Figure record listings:
--------------------------------

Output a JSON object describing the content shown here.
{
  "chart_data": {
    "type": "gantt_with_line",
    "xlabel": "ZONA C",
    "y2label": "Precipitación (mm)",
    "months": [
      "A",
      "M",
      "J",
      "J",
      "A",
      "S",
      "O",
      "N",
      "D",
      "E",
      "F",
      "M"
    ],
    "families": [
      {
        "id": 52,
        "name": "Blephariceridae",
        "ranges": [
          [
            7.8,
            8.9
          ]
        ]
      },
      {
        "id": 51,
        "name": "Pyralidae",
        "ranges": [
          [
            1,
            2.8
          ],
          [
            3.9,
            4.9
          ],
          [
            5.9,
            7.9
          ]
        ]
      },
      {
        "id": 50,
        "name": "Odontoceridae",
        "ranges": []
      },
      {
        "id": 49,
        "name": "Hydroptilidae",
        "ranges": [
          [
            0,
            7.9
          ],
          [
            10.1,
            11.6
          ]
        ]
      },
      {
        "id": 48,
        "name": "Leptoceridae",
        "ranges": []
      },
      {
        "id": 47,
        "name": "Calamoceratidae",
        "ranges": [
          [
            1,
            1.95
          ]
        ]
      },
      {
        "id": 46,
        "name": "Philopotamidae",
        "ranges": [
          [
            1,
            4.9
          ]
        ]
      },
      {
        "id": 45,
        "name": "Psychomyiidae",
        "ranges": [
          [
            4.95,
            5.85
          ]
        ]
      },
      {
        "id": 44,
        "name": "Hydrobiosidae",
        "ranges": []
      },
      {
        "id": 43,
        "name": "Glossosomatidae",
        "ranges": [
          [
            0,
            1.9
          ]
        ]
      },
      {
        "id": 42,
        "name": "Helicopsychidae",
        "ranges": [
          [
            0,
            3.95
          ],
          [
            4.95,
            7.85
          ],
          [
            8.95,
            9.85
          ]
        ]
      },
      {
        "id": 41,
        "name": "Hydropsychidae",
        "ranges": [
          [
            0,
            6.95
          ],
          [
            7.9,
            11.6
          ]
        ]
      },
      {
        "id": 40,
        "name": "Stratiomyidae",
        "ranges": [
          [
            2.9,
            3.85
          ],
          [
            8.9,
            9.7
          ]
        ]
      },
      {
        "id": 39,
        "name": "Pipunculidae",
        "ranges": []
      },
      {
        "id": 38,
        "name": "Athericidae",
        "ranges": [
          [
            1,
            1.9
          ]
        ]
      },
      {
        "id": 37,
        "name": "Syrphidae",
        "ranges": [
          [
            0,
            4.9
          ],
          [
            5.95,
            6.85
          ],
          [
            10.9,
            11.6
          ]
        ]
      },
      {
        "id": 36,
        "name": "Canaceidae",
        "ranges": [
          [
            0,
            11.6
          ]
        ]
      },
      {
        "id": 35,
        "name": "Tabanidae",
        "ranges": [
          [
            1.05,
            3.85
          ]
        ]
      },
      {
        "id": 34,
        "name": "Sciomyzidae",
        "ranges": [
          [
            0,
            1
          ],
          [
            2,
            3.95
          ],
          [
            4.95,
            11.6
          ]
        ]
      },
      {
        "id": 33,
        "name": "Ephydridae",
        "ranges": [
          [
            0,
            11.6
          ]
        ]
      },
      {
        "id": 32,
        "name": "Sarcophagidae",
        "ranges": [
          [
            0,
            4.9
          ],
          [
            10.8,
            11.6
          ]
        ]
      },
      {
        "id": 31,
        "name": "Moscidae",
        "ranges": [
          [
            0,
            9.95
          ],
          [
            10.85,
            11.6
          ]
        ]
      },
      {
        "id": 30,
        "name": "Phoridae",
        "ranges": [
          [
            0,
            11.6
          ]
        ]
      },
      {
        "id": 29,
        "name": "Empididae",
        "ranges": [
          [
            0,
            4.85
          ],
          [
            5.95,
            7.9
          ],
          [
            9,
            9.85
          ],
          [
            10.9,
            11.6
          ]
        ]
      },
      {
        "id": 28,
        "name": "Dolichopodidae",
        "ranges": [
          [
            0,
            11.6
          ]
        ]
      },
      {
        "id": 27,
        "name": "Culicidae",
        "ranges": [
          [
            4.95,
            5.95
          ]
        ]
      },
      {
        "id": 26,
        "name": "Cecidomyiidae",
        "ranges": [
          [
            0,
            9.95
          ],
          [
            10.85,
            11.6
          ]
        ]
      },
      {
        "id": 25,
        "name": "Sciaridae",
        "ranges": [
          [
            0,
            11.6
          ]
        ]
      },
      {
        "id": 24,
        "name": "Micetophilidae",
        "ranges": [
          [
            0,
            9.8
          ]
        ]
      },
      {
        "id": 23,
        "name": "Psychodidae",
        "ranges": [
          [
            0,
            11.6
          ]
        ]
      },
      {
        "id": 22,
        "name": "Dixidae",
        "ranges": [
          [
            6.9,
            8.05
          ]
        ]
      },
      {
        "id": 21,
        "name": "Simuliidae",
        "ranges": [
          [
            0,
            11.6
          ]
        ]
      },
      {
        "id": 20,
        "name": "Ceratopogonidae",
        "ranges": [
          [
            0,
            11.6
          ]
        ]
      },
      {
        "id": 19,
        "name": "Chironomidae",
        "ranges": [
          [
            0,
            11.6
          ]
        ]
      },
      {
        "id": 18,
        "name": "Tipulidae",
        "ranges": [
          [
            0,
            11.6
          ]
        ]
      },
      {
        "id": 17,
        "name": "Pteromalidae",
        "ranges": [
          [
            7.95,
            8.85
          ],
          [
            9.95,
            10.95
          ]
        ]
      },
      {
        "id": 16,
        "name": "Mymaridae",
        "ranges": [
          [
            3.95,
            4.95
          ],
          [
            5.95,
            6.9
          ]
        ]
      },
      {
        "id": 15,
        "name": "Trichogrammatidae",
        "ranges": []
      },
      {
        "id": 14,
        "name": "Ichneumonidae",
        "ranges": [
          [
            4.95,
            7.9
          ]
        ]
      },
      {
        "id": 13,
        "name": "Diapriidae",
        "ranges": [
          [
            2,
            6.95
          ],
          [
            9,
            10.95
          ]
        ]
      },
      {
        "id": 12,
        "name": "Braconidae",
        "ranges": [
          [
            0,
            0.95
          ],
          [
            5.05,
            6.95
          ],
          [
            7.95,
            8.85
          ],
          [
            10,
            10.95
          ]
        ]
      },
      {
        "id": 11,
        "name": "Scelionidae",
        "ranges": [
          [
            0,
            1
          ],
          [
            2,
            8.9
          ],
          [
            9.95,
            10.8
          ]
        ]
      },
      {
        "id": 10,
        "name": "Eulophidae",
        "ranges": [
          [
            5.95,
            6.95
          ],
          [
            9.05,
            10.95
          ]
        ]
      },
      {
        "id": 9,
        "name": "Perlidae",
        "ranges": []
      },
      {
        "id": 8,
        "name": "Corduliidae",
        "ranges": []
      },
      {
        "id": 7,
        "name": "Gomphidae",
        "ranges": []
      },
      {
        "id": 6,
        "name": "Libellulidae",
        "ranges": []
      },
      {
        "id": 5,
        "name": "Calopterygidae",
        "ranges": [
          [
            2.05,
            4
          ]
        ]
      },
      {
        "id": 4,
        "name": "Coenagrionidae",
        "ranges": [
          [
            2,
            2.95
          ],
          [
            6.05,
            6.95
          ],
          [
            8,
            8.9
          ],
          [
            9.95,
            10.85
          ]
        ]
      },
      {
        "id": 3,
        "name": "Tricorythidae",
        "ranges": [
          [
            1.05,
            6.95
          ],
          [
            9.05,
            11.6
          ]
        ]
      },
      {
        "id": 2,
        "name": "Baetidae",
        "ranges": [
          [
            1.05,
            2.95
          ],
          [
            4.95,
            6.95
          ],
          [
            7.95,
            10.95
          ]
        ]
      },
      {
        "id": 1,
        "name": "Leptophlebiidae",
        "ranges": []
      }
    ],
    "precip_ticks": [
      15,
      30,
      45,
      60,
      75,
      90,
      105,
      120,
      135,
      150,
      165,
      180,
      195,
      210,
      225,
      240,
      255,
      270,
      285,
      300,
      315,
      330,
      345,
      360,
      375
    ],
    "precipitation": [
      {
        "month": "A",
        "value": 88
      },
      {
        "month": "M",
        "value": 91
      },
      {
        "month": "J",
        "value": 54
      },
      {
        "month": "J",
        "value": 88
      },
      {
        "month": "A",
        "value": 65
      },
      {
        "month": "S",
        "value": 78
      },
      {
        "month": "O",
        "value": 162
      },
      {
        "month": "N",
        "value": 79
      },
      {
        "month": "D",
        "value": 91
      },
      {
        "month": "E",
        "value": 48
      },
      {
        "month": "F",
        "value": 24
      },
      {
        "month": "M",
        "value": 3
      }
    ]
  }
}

--------------------------------

- [GOAL]:
Write down every line of the data above that includes the string "value".

- [EXERCISE OUTPUT]:
        "value": 88
        "value": 91
        "value": 54
        "value": 88
        "value": 65
        "value": 78
        "value": 162
        "value": 79
        "value": 91
        "value": 48
        "value": 24
        "value": 3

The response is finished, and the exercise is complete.